> **INPUT FOR THIS TASK**:
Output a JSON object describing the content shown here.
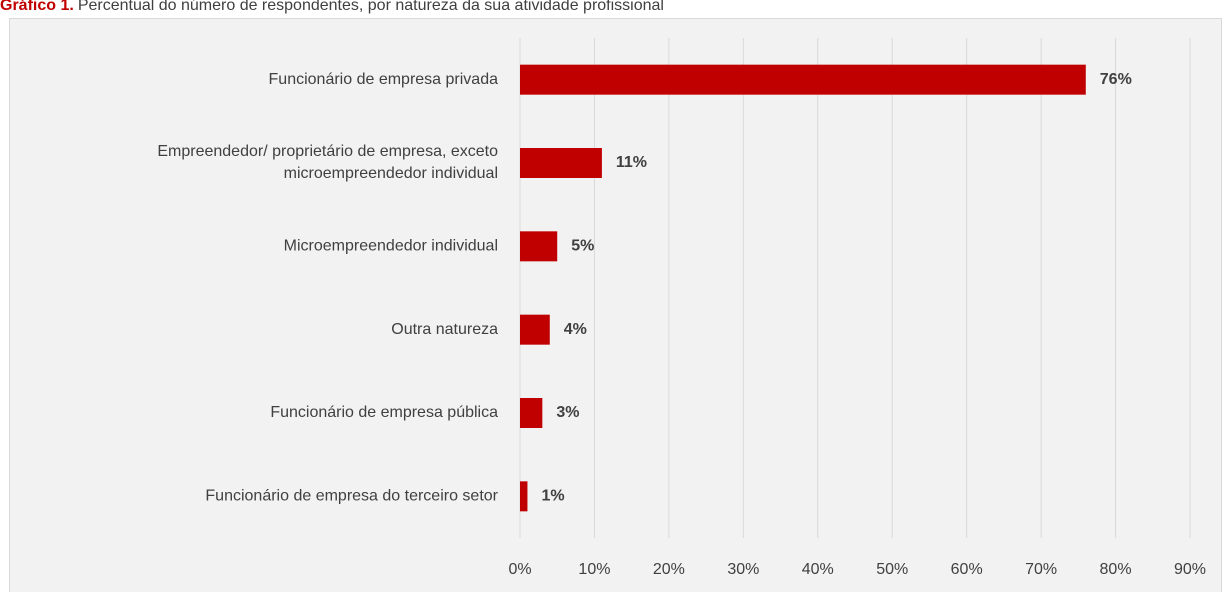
{
  "chart_data": {
    "type": "barh",
    "title_number": "Gráfico 1.",
    "title": "Percentual do número de respondentes, por natureza da sua atividade profissional",
    "categories": [
      [
        "Funcionário de empresa privada"
      ],
      [
        "Empreendedor/ proprietário de empresa, exceto",
        "microempreendedor individual"
      ],
      [
        "Microempreendedor individual"
      ],
      [
        "Outra natureza"
      ],
      [
        "Funcionário de empresa pública"
      ],
      [
        "Funcionário de empresa do terceiro setor"
      ]
    ],
    "values": [
      76,
      11,
      5,
      4,
      3,
      1
    ],
    "value_labels": [
      "76%",
      "11%",
      "5%",
      "4%",
      "3%",
      "1%"
    ],
    "color": "#c00000",
    "xlim": [
      0,
      90
    ],
    "xticks": [
      {
        "value": 0,
        "label": "0%"
      },
      {
        "value": 10,
        "label": "10%"
      },
      {
        "value": 20,
        "label": "20%"
      },
      {
        "value": 30,
        "label": "30%"
      },
      {
        "value": 40,
        "label": "40%"
      },
      {
        "value": 50,
        "label": "50%"
      },
      {
        "value": 60,
        "label": "60%"
      },
      {
        "value": 70,
        "label": "70%"
      },
      {
        "value": 80,
        "label": "80%"
      },
      {
        "value": 90,
        "label": "90%"
      }
    ],
    "grid": true
  }
}
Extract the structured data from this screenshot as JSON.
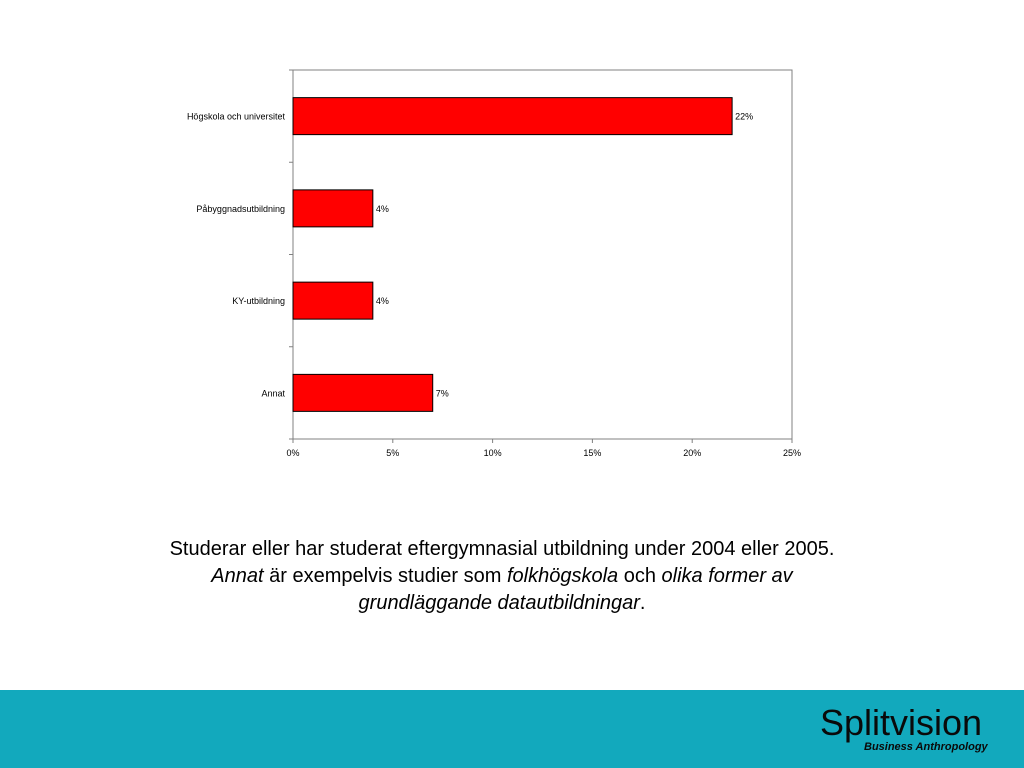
{
  "chart_data": {
    "type": "bar",
    "orientation": "horizontal",
    "categories": [
      "Högskola och universitet",
      "Påbyggnadsutbildning",
      "KY-utbildning",
      "Annat"
    ],
    "values": [
      22,
      4,
      4,
      7
    ],
    "value_labels": [
      "22%",
      "4%",
      "4%",
      "7%"
    ],
    "xlim": [
      0,
      25
    ],
    "x_ticks": [
      0,
      5,
      10,
      15,
      20,
      25
    ],
    "x_tick_labels": [
      "0%",
      "5%",
      "10%",
      "15%",
      "20%",
      "25%"
    ],
    "grid": false,
    "legend": "none",
    "bar_color": "#ff0000",
    "bar_edge_color": "#000000"
  },
  "caption": {
    "part1": "Studerar eller har studerat eftergymnasial utbildning under 2004 eller 2005. ",
    "annat": "Annat",
    "part2": " är exempelvis studier som ",
    "folkhogskola": "folkhögskola",
    "part3": " och ",
    "olika": "olika former av grundläggande datautbildningar",
    "part4": "."
  },
  "footer": {
    "band_color": "#12a9bd",
    "logo_name": "Splitvision",
    "logo_tagline": "Business Anthropology"
  }
}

> **THE EXERCISE**: Return solely the number of lines in the data that include the word "natureza".

> **COMPLETE OUTPUT**: 2